## Given instruction
Quote the listing below in full and exactly as written, but omit every picture.

## Task data
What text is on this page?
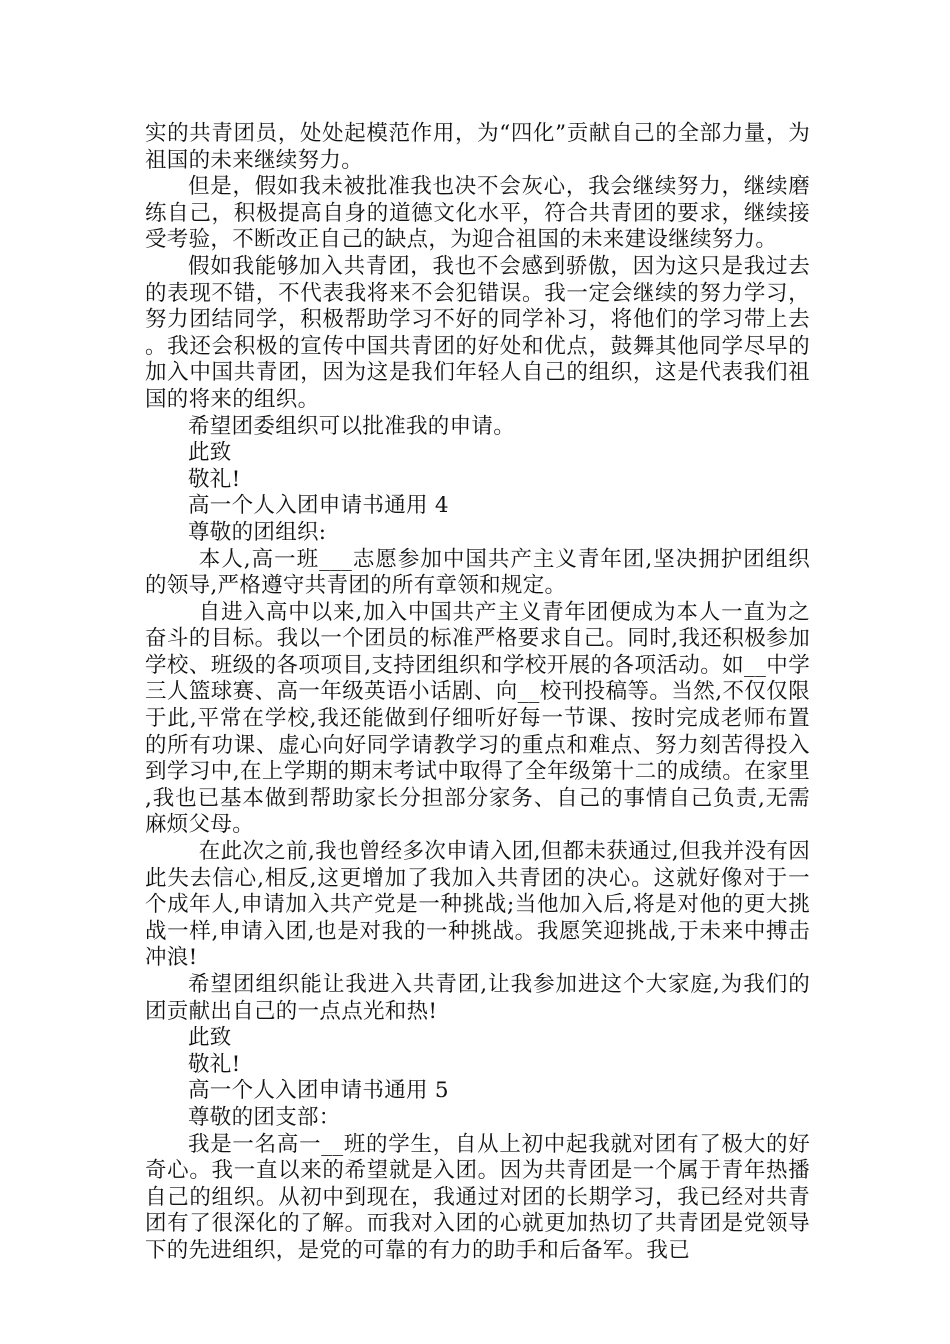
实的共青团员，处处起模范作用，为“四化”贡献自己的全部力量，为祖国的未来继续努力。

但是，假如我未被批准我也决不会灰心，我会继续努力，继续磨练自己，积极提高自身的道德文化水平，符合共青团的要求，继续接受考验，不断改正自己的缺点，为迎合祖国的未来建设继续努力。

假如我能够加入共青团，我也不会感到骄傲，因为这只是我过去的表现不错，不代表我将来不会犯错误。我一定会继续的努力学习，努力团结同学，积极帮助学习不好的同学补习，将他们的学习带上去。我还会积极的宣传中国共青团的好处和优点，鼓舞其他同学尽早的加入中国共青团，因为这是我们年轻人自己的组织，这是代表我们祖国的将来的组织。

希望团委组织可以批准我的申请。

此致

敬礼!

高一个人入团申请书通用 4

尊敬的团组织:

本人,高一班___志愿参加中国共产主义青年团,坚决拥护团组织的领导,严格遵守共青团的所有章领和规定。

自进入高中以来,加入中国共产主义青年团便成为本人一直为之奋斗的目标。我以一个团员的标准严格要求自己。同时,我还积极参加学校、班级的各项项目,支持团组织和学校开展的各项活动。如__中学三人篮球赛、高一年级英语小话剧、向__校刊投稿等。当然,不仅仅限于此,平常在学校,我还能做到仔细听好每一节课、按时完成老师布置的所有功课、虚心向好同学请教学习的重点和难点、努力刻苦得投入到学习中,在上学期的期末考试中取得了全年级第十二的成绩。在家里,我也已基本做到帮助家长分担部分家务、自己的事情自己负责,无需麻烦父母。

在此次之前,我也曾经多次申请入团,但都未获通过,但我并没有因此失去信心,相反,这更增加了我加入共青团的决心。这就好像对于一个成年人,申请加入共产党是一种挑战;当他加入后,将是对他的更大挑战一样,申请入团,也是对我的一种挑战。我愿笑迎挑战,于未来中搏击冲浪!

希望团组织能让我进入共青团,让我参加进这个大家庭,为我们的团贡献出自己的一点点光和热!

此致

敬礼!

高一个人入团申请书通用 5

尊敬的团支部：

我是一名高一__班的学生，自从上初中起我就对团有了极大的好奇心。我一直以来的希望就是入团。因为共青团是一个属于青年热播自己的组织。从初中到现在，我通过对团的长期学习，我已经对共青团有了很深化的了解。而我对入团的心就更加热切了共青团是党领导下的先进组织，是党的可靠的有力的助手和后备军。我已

## Answer in full
What text is on this page?
实的共青团员，处处起模范作用，为“四化”贡献自己的全部力量，为祖国的未来继续努力。

但是，假如我未被批准我也决不会灰心，我会继续努力，继续磨练自己，积极提高自身的道德文化水平，符合共青团的要求，继续接受考验，不断改正自己的缺点，为迎合祖国的未来建设继续努力。

假如我能够加入共青团，我也不会感到骄傲，因为这只是我过去的表现不错，不代表我将来不会犯错误。我一定会继续的努力学习，努力团结同学，积极帮助学习不好的同学补习，将他们的学习带上去。我还会积极的宣传中国共青团的好处和优点，鼓舞其他同学尽早的加入中国共青团，因为这是我们年轻人自己的组织，这是代表我们祖国的将来的组织。

希望团委组织可以批准我的申请。

此致

敬礼!

高一个人入团申请书通用 4

尊敬的团组织:

本人,高一班___志愿参加中国共产主义青年团,坚决拥护团组织的领导,严格遵守共青团的所有章领和规定。

自进入高中以来,加入中国共产主义青年团便成为本人一直为之奋斗的目标。我以一个团员的标准严格要求自己。同时,我还积极参加学校、班级的各项项目,支持团组织和学校开展的各项活动。如__中学三人篮球赛、高一年级英语小话剧、向__校刊投稿等。当然,不仅仅限于此,平常在学校,我还能做到仔细听好每一节课、按时完成老师布置的所有功课、虚心向好同学请教学习的重点和难点、努力刻苦得投入到学习中,在上学期的期末考试中取得了全年级第十二的成绩。在家里,我也已基本做到帮助家长分担部分家务、自己的事情自己负责,无需麻烦父母。

在此次之前,我也曾经多次申请入团,但都未获通过,但我并没有因此失去信心,相反,这更增加了我加入共青团的决心。这就好像对于一个成年人,申请加入共产党是一种挑战;当他加入后,将是对他的更大挑战一样,申请入团,也是对我的一种挑战。我愿笑迎挑战,于未来中搏击冲浪!

希望团组织能让我进入共青团,让我参加进这个大家庭,为我们的团贡献出自己的一点点光和热!

此致

敬礼!

高一个人入团申请书通用 5

尊敬的团支部：

我是一名高一__班的学生，自从上初中起我就对团有了极大的好奇心。我一直以来的希望就是入团。因为共青团是一个属于青年热播自己的组织。从初中到现在，我通过对团的长期学习，我已经对共青团有了很深化的了解。而我对入团的心就更加热切了共青团是党领导下的先进组织，是党的可靠的有力的助手和后备军。我已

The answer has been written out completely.